**Directions:** Write out each of the following lines verbatim, keeping every character unchanged.

--- Start Material provided ---

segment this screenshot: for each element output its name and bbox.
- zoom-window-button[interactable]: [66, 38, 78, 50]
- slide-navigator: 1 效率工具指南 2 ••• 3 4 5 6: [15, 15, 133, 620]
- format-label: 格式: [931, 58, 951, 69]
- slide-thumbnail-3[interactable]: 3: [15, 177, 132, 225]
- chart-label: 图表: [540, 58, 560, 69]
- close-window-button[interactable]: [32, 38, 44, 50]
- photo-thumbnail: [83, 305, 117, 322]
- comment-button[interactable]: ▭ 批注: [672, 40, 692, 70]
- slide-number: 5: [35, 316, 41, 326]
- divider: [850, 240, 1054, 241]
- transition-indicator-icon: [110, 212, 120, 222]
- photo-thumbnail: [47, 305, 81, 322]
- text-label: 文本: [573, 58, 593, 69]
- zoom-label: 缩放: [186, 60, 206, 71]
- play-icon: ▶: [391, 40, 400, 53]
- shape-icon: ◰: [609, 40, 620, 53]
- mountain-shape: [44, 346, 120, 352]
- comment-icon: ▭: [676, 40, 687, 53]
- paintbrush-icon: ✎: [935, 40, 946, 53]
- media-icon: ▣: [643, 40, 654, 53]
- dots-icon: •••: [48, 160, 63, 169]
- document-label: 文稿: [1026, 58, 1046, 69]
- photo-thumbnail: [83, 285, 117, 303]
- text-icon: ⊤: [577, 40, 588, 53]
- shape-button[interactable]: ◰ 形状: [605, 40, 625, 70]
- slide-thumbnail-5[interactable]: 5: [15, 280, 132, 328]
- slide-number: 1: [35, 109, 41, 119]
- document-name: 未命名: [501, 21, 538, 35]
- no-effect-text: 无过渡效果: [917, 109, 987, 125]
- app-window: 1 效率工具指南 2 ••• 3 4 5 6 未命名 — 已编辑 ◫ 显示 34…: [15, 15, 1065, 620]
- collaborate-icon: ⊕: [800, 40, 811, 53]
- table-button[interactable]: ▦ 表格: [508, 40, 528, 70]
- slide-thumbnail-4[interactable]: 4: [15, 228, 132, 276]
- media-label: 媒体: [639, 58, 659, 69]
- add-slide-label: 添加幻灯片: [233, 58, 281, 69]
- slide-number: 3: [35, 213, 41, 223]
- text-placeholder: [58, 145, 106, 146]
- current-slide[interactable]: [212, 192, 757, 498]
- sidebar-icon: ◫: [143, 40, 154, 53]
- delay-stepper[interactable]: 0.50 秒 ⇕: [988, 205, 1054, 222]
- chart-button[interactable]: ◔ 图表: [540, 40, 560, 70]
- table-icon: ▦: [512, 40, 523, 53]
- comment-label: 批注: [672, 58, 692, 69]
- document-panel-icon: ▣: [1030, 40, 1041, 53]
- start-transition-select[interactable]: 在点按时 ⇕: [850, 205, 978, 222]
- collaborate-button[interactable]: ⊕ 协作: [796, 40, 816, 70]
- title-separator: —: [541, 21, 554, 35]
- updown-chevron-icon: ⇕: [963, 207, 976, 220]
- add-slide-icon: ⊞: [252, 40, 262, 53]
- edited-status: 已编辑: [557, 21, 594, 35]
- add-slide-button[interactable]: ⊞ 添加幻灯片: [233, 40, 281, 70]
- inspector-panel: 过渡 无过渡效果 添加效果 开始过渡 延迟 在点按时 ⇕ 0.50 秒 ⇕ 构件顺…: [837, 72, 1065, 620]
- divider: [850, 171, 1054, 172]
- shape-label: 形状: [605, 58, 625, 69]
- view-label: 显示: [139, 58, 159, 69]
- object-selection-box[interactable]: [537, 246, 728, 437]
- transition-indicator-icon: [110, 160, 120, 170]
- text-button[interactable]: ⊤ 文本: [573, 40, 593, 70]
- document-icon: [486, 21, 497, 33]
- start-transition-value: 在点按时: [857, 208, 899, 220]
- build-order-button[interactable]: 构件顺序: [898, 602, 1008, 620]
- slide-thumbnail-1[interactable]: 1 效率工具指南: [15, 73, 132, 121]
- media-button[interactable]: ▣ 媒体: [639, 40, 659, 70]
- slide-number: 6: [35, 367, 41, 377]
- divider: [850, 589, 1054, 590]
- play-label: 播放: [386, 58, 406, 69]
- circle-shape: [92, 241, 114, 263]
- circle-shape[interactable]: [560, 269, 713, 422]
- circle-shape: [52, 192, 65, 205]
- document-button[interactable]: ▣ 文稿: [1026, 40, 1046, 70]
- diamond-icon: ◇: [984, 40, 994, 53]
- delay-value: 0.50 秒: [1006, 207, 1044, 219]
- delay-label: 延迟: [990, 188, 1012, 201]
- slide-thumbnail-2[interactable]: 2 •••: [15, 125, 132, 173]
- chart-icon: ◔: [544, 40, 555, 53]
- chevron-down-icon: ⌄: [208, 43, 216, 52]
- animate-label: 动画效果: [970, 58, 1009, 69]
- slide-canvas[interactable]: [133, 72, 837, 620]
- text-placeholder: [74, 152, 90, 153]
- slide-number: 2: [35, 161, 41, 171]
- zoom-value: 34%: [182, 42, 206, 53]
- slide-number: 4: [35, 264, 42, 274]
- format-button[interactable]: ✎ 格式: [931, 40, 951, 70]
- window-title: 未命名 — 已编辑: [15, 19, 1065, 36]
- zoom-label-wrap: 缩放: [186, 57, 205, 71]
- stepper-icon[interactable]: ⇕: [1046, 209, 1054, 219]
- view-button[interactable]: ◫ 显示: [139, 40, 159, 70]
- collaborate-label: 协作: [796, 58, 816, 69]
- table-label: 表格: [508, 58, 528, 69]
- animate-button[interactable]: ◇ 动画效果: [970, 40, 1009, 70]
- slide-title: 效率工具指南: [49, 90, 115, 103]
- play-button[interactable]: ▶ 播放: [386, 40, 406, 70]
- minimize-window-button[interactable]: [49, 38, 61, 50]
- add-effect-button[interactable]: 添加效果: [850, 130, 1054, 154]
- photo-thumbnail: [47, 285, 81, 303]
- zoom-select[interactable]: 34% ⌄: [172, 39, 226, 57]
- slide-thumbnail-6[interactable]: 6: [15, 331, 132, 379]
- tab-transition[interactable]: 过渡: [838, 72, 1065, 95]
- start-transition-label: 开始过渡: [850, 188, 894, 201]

--- End Material provided ---

**Correct output:**
segment this screenshot: for each element output its name and bbox.
- zoom-window-button[interactable]: [66, 38, 78, 50]
- slide-navigator: 1 效率工具指南 2 ••• 3 4 5 6: [15, 15, 133, 620]
- format-label: 格式: [931, 58, 951, 69]
- slide-thumbnail-3[interactable]: 3: [15, 177, 132, 225]
- chart-label: 图表: [540, 58, 560, 69]
- close-window-button[interactable]: [32, 38, 44, 50]
- photo-thumbnail: [83, 305, 117, 322]
- comment-button[interactable]: ▭ 批注: [672, 40, 692, 70]
- slide-number: 5: [35, 316, 41, 326]
- divider: [850, 240, 1054, 241]
- transition-indicator-icon: [110, 212, 120, 222]
- photo-thumbnail: [47, 305, 81, 322]
- text-label: 文本: [573, 58, 593, 69]
- zoom-label: 缩放: [186, 60, 206, 71]
- play-icon: ▶: [391, 40, 400, 53]
- shape-icon: ◰: [609, 40, 620, 53]
- mountain-shape: [44, 346, 120, 352]
- comment-icon: ▭: [676, 40, 687, 53]
- paintbrush-icon: ✎: [935, 40, 946, 53]
- media-icon: ▣: [643, 40, 654, 53]
- dots-icon: •••: [48, 160, 63, 169]
- document-label: 文稿: [1026, 58, 1046, 69]
- photo-thumbnail: [83, 285, 117, 303]
- text-icon: ⊤: [577, 40, 588, 53]
- shape-button[interactable]: ◰ 形状: [605, 40, 625, 70]
- slide-thumbnail-5[interactable]: 5: [15, 280, 132, 328]
- slide-number: 1: [35, 109, 41, 119]
- document-name: 未命名: [501, 21, 538, 35]
- no-effect-text: 无过渡效果: [917, 109, 987, 125]
- app-window: 1 效率工具指南 2 ••• 3 4 5 6 未命名 — 已编辑 ◫ 显示 34…: [15, 15, 1065, 620]
- collaborate-icon: ⊕: [800, 40, 811, 53]
- table-button[interactable]: ▦ 表格: [508, 40, 528, 70]
- slide-thumbnail-4[interactable]: 4: [15, 228, 132, 276]
- media-label: 媒体: [639, 58, 659, 69]
- add-slide-label: 添加幻灯片: [233, 58, 281, 69]
- slide-number: 3: [35, 213, 41, 223]
- text-placeholder: [58, 145, 106, 146]
- current-slide[interactable]: [212, 192, 757, 498]
- sidebar-icon: ◫: [143, 40, 154, 53]
- delay-stepper[interactable]: 0.50 秒 ⇕: [988, 205, 1054, 222]
- chart-button[interactable]: ◔ 图表: [540, 40, 560, 70]
- table-icon: ▦: [512, 40, 523, 53]
- comment-label: 批注: [672, 58, 692, 69]
- document-panel-icon: ▣: [1030, 40, 1041, 53]
- start-transition-select[interactable]: 在点按时 ⇕: [850, 205, 978, 222]
- collaborate-button[interactable]: ⊕ 协作: [796, 40, 816, 70]
- title-separator: —: [541, 21, 554, 35]
- updown-chevron-icon: ⇕: [963, 207, 976, 220]
- add-slide-icon: ⊞: [252, 40, 262, 53]
- edited-status: 已编辑: [557, 21, 594, 35]
- add-slide-button[interactable]: ⊞ 添加幻灯片: [233, 40, 281, 70]
- inspector-panel: 过渡 无过渡效果 添加效果 开始过渡 延迟 在点按时 ⇕ 0.50 秒 ⇕ 构件顺…: [837, 72, 1065, 620]
- divider: [850, 171, 1054, 172]
- shape-label: 形状: [605, 58, 625, 69]
- view-label: 显示: [139, 58, 159, 69]
- object-selection-box[interactable]: [537, 246, 728, 437]
- transition-indicator-icon: [110, 160, 120, 170]
- text-button[interactable]: ⊤ 文本: [573, 40, 593, 70]
- document-icon: [486, 21, 497, 33]
- start-transition-value: 在点按时: [857, 208, 899, 220]
- build-order-button[interactable]: 构件顺序: [898, 602, 1008, 620]
- slide-thumbnail-1[interactable]: 1 效率工具指南: [15, 73, 132, 121]
- media-button[interactable]: ▣ 媒体: [639, 40, 659, 70]
- slide-number: 6: [35, 367, 41, 377]
- divider: [850, 589, 1054, 590]
- play-label: 播放: [386, 58, 406, 69]
- circle-shape: [92, 241, 114, 263]
- circle-shape[interactable]: [560, 269, 713, 422]
- circle-shape: [52, 192, 65, 205]
- document-button[interactable]: ▣ 文稿: [1026, 40, 1046, 70]
- diamond-icon: ◇: [984, 40, 994, 53]
- delay-value: 0.50 秒: [1006, 207, 1044, 219]
- delay-label: 延迟: [990, 188, 1012, 201]
- slide-thumbnail-2[interactable]: 2 •••: [15, 125, 132, 173]
- chart-icon: ◔: [544, 40, 555, 53]
- chevron-down-icon: ⌄: [208, 43, 216, 52]
- animate-label: 动画效果: [970, 58, 1009, 69]
- slide-canvas[interactable]: [133, 72, 837, 620]
- text-placeholder: [74, 152, 90, 153]
- slide-number: 2: [35, 161, 41, 171]
- zoom-value: 34%: [182, 42, 206, 53]
- slide-number: 4: [35, 264, 42, 274]
- format-button[interactable]: ✎ 格式: [931, 40, 951, 70]
- window-title: 未命名 — 已编辑: [15, 19, 1065, 36]
- zoom-label-wrap: 缩放: [186, 57, 205, 71]
- stepper-icon[interactable]: ⇕: [1046, 209, 1054, 219]
- view-button[interactable]: ◫ 显示: [139, 40, 159, 70]
- collaborate-label: 协作: [796, 58, 816, 69]
- table-label: 表格: [508, 58, 528, 69]
- animate-button[interactable]: ◇ 动画效果: [970, 40, 1009, 70]
- slide-title: 效率工具指南: [49, 90, 115, 103]
- play-button[interactable]: ▶ 播放: [386, 40, 406, 70]
- minimize-window-button[interactable]: [49, 38, 61, 50]
- add-effect-button[interactable]: 添加效果: [850, 130, 1054, 154]
- photo-thumbnail: [47, 285, 81, 303]
- zoom-select[interactable]: 34% ⌄: [172, 39, 226, 57]
- slide-thumbnail-6[interactable]: 6: [15, 331, 132, 379]
- tab-transition[interactable]: 过渡: [838, 72, 1065, 95]
- start-transition-label: 开始过渡: [850, 188, 894, 201]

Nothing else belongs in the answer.